OBJECTIVE
Identify the lines containing the word "Базовые". Copy each one.

PROVIDED MATERIAL
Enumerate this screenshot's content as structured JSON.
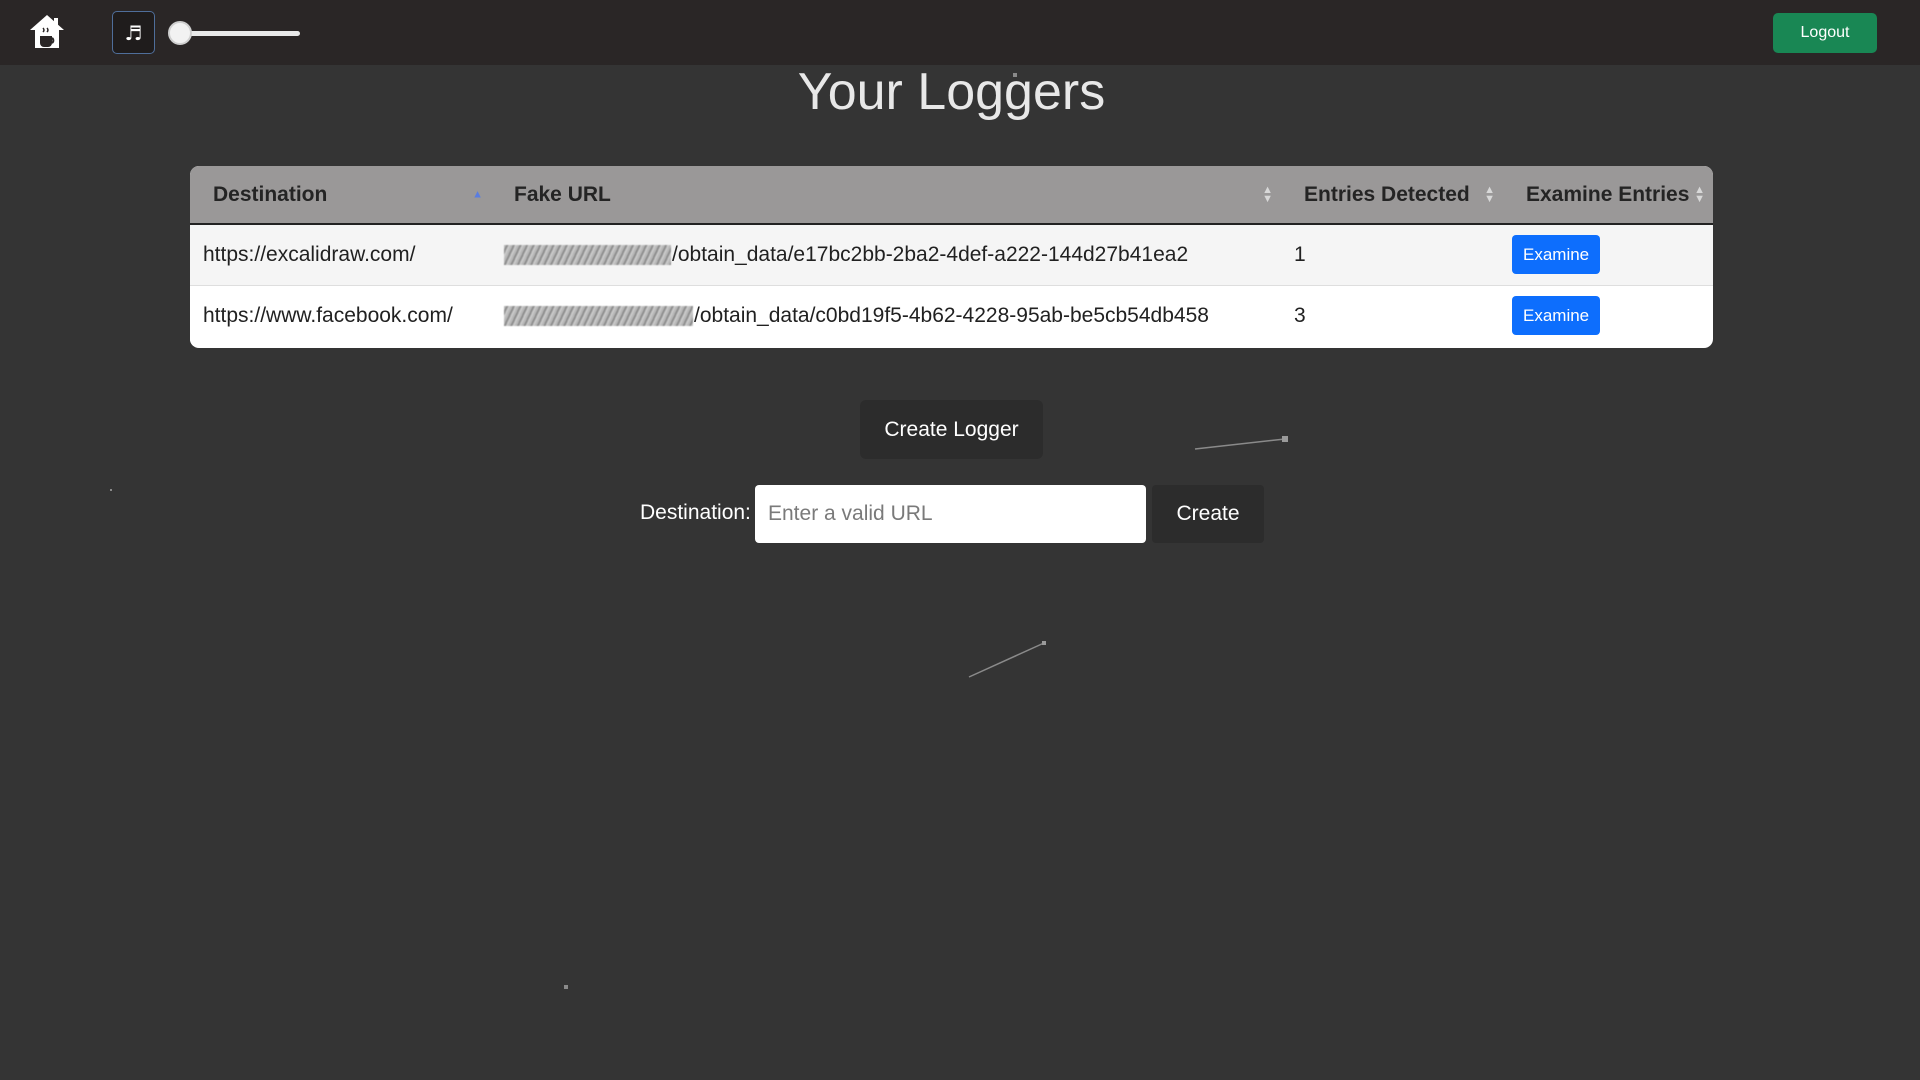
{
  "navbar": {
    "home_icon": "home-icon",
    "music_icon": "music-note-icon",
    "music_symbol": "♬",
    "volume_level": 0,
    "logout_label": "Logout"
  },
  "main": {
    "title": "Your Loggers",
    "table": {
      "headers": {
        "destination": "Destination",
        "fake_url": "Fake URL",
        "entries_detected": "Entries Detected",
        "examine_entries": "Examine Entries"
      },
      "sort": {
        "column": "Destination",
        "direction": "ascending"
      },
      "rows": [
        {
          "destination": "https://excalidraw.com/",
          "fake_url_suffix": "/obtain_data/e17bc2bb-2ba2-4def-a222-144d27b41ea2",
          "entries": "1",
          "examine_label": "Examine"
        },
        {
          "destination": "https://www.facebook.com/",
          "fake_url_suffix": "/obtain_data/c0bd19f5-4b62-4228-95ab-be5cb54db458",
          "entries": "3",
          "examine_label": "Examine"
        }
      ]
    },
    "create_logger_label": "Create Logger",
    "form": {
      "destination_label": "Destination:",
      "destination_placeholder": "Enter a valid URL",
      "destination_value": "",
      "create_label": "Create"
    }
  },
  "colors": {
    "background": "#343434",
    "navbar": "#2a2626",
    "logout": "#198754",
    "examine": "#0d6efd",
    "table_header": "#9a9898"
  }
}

---

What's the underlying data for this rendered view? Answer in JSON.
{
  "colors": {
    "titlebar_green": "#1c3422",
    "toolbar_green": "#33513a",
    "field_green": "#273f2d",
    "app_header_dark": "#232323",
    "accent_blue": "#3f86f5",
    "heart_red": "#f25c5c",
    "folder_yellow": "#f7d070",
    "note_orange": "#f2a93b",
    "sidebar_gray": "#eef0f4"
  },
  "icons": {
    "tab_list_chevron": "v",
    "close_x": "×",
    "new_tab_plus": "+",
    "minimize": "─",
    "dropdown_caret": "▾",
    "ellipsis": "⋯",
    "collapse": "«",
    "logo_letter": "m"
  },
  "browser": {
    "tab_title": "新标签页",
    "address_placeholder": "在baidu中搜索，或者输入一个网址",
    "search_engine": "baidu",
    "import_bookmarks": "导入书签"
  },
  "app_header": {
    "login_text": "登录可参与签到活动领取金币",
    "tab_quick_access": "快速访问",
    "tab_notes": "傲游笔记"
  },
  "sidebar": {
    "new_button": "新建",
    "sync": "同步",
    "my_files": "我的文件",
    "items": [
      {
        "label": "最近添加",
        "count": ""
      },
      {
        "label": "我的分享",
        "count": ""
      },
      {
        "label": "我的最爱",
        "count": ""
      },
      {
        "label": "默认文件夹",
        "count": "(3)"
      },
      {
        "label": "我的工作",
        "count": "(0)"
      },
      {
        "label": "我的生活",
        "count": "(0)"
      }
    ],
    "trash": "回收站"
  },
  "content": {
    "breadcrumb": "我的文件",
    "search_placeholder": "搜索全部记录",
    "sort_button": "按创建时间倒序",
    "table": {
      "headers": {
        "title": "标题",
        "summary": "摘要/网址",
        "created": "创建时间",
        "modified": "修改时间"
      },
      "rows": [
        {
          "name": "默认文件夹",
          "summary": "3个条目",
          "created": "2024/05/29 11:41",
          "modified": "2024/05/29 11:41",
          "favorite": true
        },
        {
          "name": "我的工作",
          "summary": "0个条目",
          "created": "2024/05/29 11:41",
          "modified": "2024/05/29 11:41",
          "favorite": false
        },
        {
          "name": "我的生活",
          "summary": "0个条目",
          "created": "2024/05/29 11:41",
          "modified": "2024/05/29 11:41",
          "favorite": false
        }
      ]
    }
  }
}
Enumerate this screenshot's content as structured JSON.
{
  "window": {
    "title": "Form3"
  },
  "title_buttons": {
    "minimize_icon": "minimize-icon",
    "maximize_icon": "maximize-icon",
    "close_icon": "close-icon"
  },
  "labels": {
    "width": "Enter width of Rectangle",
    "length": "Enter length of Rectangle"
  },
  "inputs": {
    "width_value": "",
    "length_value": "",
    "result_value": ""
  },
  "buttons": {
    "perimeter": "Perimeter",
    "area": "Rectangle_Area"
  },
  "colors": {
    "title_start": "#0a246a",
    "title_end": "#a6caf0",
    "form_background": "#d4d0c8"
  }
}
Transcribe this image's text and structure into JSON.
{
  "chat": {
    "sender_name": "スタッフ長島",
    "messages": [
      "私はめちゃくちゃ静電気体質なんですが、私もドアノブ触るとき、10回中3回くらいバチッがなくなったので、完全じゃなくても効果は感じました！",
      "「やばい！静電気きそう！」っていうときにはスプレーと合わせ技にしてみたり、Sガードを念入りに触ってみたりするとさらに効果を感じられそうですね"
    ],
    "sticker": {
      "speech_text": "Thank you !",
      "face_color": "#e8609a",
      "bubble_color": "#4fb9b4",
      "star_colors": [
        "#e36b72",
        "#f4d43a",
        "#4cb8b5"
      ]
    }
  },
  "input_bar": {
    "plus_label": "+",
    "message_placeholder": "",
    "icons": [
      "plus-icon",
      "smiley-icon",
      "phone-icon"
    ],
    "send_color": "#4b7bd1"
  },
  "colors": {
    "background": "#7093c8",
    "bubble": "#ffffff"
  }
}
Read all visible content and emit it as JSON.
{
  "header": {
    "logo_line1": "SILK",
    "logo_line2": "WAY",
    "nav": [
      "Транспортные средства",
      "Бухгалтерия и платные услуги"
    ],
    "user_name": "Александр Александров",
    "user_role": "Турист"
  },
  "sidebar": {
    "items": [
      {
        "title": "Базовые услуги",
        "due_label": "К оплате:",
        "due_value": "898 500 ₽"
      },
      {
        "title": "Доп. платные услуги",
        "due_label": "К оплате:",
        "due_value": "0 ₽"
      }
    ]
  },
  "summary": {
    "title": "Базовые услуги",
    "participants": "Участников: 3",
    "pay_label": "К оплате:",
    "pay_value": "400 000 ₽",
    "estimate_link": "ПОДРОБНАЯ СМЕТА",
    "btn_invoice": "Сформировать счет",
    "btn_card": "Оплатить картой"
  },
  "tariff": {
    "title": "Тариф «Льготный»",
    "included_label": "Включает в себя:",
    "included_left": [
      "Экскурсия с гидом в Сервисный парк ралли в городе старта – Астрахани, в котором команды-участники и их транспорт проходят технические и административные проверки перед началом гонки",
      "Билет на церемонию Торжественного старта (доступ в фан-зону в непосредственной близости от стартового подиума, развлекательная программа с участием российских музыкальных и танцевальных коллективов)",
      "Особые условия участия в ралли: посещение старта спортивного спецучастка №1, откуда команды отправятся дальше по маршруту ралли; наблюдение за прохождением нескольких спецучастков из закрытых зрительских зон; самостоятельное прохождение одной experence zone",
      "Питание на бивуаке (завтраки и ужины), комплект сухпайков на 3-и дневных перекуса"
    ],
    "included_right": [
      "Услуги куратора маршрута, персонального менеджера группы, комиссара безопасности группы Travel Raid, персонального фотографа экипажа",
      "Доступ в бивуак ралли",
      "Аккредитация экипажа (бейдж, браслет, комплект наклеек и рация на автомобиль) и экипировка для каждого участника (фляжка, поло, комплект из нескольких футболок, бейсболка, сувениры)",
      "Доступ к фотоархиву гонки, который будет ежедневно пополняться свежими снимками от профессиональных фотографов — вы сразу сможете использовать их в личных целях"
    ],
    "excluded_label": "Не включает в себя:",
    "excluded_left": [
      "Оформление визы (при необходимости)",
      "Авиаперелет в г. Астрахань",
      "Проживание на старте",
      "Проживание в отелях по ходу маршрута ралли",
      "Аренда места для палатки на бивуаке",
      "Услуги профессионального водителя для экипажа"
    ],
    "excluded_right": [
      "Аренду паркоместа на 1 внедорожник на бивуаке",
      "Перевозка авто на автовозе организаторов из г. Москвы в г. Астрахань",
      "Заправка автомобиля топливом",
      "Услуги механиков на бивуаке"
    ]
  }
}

EXPECTED ANSWER
        "title": "Базовые услуги",
    "title": "Базовые услуги",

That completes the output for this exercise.